WHAT YOU HAVE TO DO:
Pull out every line in the data that has the string "horizontal" in it.

DATA RECORDS:
==============================
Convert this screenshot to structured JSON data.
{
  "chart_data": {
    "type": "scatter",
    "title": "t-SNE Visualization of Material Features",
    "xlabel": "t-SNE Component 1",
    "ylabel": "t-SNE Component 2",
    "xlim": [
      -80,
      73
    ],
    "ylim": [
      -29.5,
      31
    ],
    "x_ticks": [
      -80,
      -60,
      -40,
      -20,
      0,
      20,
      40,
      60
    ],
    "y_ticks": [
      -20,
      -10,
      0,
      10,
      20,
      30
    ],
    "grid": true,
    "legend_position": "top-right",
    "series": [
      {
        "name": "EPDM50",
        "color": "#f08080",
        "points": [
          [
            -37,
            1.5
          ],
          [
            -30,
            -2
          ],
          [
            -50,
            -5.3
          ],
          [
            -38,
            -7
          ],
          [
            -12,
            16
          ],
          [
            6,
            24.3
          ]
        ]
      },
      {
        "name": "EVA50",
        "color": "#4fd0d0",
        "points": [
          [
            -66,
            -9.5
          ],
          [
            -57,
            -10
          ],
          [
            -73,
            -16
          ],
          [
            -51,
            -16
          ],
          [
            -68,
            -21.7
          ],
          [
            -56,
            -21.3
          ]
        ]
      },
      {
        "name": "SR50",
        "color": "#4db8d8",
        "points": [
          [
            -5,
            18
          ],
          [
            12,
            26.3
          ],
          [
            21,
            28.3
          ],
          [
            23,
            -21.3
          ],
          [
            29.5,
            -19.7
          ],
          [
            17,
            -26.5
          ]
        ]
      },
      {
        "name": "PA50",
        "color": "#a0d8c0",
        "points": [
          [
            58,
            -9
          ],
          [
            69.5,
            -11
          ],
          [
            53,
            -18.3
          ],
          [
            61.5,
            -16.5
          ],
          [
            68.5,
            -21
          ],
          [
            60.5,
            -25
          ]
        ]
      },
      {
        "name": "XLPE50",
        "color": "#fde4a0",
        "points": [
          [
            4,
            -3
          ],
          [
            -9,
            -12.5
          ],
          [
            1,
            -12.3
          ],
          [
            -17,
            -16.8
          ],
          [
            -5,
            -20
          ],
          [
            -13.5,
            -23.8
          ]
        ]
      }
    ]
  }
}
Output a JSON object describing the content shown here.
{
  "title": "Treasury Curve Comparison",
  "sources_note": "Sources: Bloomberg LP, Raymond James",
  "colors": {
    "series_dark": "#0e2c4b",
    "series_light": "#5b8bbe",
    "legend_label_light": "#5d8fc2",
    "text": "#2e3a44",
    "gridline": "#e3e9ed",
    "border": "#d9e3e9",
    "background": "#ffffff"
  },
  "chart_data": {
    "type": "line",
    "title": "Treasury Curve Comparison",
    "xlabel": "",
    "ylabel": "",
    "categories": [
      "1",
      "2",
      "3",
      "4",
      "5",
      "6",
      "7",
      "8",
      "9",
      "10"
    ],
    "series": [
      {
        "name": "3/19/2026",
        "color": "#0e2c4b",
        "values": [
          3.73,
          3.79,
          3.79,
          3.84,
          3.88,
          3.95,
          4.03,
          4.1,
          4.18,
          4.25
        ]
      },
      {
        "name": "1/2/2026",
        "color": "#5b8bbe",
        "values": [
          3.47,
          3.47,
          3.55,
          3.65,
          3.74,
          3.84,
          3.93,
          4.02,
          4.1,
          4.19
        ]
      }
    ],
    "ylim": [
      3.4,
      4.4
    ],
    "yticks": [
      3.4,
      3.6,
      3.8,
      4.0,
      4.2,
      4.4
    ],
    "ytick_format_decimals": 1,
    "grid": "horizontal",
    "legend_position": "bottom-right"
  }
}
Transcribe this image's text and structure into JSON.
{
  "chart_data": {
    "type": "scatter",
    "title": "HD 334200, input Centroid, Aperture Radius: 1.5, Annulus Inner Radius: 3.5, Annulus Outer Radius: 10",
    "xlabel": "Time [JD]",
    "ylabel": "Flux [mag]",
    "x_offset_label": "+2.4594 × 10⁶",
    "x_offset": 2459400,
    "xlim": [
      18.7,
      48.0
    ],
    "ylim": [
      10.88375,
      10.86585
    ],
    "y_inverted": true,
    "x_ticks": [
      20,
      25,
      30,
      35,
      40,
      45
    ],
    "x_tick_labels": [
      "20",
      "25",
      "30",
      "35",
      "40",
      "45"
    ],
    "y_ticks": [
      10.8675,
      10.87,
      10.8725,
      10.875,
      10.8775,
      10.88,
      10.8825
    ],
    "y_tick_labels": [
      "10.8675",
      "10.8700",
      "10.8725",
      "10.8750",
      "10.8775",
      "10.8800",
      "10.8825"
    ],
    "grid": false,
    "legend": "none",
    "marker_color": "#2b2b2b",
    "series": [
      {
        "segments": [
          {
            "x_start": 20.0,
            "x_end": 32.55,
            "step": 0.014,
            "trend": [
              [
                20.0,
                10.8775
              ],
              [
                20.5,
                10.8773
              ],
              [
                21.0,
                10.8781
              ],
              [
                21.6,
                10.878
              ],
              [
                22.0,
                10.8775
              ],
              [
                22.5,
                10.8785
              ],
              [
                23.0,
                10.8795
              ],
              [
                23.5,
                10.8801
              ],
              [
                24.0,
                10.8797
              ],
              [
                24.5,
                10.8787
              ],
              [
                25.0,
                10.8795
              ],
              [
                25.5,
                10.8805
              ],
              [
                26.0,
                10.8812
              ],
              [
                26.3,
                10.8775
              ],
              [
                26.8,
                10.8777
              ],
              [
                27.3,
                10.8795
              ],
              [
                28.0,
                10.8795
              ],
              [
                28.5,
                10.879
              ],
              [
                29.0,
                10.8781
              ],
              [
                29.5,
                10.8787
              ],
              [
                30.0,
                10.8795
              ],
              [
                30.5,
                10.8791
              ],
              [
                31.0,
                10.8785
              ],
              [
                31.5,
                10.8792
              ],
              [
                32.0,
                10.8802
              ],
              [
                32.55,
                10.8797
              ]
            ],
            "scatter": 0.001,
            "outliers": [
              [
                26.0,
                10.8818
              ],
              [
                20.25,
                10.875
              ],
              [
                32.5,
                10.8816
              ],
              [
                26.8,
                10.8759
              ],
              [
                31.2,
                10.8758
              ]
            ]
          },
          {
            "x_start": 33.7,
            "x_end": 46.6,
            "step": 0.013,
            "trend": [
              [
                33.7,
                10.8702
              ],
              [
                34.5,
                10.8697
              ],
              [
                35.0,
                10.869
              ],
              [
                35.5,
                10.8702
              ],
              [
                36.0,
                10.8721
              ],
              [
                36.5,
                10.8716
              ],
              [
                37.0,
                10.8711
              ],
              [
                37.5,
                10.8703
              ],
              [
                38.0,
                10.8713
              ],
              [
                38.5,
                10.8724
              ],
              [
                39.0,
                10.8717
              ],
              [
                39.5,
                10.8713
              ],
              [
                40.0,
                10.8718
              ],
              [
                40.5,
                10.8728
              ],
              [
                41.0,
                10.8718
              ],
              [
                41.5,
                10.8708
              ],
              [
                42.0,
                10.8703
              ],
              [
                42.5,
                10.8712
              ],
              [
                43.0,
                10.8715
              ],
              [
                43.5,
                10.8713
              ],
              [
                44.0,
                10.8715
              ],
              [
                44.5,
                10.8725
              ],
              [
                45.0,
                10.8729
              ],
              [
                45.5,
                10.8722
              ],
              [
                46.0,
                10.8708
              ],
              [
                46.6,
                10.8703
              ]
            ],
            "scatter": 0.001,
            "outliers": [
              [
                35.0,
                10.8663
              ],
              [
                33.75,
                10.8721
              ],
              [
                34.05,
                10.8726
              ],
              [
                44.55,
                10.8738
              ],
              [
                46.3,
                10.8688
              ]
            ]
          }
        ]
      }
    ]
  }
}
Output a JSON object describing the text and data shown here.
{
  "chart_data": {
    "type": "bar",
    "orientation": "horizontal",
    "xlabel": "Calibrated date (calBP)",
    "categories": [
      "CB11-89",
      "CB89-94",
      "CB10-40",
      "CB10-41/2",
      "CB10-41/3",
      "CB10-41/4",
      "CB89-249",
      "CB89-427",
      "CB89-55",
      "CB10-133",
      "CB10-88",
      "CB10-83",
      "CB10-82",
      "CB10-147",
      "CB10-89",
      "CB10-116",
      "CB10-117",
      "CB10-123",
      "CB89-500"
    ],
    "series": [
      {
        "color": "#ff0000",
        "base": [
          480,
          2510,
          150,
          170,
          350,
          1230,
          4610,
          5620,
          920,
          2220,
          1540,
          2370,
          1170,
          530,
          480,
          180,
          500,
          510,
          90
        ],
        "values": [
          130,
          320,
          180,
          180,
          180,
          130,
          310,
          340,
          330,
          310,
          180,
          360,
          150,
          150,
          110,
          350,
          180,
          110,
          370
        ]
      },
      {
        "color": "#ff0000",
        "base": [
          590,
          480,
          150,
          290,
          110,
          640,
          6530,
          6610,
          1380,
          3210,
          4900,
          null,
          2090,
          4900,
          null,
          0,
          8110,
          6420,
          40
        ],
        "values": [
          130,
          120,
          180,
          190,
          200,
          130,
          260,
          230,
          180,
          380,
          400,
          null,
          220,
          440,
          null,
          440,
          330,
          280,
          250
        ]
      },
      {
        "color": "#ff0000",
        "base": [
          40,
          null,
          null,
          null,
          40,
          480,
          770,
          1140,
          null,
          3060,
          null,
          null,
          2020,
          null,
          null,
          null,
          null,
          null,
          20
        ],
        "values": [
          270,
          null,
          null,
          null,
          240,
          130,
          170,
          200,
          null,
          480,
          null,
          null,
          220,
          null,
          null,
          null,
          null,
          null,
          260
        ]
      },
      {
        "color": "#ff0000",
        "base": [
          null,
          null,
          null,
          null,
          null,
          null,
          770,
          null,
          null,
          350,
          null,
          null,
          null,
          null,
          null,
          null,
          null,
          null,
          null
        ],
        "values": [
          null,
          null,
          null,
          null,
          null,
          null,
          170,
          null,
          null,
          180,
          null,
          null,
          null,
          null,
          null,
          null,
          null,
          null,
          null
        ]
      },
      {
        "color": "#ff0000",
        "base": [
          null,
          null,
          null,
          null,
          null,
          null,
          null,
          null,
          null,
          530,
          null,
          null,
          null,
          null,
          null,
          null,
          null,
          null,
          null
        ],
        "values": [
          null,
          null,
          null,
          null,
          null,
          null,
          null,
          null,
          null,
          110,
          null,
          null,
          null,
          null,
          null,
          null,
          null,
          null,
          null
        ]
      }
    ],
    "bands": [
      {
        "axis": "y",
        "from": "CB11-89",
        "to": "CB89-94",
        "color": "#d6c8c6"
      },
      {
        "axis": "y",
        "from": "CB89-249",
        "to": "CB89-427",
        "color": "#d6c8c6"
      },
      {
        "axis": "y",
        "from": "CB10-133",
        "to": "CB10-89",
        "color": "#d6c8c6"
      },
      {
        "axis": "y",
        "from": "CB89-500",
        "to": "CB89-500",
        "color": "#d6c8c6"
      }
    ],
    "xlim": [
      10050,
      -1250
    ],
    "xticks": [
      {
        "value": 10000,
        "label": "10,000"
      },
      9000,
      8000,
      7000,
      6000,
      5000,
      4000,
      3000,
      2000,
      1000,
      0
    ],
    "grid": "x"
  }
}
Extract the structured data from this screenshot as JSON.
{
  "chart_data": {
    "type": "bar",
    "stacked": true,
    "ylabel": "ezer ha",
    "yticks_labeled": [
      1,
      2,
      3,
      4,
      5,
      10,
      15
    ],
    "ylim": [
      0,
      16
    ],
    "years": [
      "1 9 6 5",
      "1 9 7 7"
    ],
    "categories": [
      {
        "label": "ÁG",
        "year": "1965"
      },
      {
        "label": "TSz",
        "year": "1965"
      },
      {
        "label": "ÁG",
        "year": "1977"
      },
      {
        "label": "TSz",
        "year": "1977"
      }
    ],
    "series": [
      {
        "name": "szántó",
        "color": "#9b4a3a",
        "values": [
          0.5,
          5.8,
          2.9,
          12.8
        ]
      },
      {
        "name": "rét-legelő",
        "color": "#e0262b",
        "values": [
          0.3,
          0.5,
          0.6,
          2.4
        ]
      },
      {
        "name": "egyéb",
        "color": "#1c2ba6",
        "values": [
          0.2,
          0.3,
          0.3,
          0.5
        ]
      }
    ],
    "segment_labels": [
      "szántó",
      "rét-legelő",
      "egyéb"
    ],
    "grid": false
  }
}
==============================
FULL ANSWER:
    "grid": "horizontal",
    "orientation": "horizontal",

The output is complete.